(Lines of data)
>>>
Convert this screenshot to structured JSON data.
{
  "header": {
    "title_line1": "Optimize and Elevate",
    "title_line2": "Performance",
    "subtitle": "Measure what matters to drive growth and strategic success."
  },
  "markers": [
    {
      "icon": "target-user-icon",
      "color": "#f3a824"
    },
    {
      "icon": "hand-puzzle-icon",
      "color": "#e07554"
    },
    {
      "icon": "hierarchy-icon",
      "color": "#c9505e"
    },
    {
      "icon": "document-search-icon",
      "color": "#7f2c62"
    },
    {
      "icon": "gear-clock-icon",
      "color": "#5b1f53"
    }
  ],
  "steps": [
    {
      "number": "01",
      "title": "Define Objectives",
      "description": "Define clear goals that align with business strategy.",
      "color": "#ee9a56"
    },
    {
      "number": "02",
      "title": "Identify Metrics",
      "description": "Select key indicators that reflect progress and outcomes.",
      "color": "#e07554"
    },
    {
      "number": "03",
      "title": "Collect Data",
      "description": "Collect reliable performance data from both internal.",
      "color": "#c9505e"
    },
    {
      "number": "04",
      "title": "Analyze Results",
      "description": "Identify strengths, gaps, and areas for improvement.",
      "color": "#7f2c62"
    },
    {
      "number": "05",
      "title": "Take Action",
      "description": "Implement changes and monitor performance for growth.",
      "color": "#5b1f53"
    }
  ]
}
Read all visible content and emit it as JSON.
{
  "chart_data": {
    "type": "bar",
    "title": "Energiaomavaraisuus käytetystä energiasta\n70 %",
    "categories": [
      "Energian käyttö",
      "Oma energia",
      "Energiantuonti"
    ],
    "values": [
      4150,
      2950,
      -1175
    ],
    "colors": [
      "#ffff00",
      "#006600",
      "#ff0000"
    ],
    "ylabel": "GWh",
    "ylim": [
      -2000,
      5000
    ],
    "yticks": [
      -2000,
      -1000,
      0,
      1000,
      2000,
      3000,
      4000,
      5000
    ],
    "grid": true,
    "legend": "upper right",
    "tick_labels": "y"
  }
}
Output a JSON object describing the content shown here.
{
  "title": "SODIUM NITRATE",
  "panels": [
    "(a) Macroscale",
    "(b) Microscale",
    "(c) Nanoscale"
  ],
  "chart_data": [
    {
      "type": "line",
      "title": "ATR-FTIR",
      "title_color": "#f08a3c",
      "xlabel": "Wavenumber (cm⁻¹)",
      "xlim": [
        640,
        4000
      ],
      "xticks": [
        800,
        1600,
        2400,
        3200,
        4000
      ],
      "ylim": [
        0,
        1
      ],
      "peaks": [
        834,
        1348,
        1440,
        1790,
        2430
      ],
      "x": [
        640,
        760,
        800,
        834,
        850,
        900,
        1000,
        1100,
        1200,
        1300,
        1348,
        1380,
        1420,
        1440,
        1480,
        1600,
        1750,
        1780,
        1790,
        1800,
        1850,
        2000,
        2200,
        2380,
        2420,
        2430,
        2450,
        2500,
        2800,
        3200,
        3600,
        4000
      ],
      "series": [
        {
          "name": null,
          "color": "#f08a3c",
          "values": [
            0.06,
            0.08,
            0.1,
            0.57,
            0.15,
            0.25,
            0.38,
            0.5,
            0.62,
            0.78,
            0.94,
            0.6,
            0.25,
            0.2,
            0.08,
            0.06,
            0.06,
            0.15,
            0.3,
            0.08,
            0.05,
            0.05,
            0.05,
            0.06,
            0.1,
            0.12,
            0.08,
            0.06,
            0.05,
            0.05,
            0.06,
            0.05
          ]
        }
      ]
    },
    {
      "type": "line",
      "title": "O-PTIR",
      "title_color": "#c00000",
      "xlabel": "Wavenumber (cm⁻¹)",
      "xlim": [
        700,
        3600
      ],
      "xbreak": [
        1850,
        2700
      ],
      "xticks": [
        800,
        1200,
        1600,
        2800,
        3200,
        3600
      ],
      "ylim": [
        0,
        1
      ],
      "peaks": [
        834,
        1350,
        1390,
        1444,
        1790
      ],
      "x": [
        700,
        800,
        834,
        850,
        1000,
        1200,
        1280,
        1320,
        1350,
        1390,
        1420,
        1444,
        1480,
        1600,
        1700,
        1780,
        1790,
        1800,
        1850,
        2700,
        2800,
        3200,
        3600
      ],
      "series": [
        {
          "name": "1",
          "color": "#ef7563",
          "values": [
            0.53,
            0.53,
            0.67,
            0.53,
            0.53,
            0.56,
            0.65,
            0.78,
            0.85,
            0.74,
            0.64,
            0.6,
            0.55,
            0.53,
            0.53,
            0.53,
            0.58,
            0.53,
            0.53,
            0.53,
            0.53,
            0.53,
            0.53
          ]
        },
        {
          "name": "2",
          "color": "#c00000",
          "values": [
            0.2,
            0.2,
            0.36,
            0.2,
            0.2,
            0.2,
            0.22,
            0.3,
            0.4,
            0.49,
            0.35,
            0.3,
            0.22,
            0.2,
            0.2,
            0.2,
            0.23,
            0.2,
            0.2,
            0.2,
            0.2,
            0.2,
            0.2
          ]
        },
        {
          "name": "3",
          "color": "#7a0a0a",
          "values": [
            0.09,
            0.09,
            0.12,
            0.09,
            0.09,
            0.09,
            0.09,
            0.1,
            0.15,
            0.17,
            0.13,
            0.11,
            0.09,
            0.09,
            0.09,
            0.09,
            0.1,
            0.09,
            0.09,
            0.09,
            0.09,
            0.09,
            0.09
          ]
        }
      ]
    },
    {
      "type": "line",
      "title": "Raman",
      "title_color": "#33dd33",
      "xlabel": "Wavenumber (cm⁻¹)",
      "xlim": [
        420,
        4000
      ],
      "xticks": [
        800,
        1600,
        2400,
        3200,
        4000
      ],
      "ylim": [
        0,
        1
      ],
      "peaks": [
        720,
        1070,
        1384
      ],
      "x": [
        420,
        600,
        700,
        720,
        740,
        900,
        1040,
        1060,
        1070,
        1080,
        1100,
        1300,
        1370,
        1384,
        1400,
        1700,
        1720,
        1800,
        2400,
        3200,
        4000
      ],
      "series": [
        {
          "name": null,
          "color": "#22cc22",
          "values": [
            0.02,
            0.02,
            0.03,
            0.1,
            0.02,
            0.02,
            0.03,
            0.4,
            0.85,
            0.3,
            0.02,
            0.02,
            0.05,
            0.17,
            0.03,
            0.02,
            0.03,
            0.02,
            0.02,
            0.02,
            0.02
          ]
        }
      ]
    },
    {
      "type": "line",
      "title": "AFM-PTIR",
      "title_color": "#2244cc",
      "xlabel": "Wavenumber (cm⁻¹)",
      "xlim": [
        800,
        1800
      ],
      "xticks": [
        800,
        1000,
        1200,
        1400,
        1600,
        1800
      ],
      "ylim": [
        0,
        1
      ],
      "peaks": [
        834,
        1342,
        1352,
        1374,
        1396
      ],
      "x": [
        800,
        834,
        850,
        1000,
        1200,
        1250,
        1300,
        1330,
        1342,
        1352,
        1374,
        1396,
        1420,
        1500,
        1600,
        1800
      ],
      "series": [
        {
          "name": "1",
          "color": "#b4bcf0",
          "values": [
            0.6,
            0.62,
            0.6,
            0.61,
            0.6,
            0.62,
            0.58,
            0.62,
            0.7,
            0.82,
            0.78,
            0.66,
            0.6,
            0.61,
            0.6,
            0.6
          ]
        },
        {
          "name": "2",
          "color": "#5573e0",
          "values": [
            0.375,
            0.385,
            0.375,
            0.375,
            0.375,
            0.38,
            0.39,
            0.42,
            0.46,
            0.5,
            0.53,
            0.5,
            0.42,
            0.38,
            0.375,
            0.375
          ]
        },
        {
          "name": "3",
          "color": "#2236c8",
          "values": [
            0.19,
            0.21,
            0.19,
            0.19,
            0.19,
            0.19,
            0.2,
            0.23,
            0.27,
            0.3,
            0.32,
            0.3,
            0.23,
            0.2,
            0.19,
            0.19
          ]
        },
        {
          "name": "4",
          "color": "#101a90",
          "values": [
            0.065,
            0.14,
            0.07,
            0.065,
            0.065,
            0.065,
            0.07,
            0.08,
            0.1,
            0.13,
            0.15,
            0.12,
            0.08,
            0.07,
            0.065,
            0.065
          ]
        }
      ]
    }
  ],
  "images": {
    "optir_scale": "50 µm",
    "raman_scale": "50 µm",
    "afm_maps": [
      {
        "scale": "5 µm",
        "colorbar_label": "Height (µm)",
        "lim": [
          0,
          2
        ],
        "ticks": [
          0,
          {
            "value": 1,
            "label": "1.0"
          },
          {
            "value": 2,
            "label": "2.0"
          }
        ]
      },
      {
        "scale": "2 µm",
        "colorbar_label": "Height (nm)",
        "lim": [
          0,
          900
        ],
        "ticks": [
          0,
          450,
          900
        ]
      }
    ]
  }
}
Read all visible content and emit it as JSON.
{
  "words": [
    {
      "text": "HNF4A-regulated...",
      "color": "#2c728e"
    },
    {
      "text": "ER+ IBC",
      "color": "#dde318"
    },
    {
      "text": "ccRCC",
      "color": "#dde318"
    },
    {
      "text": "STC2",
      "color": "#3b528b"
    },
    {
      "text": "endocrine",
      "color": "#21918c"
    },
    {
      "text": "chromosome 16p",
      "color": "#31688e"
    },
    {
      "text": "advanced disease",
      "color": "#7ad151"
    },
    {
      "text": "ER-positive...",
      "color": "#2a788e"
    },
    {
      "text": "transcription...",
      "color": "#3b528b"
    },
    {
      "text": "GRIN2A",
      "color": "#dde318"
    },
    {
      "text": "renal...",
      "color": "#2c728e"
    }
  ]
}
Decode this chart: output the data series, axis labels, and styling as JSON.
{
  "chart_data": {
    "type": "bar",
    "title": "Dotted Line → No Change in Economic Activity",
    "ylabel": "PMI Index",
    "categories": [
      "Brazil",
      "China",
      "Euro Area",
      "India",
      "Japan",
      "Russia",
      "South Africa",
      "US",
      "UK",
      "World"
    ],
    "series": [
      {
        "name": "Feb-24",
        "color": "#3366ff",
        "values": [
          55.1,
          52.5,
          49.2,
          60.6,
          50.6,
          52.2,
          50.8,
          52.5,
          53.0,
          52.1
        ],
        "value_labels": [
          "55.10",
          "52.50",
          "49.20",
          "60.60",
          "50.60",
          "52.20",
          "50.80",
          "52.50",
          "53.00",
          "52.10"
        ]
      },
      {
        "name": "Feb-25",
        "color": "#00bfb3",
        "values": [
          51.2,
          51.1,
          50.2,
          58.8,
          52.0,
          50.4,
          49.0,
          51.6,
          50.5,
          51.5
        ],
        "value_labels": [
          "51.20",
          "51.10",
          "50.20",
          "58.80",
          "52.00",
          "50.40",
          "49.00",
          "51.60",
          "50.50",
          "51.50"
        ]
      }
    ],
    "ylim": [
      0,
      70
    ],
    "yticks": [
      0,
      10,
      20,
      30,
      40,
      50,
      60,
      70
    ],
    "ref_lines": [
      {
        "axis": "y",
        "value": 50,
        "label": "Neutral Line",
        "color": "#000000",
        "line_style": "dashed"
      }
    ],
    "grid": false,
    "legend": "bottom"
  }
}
<<<
[PROBLEM REQUIREMENTS] Identify each line in the records above containing the word "JSON"; copy those lines.

[RESPONSE TO THE EXERCISE]
Convert this screenshot to structured JSON data.
Read all visible content and emit it as JSON.
Output a JSON object describing the content shown here.
Read all visible content and emit it as JSON.
Decode this chart: output the data series, axis labels, and styling as JSON.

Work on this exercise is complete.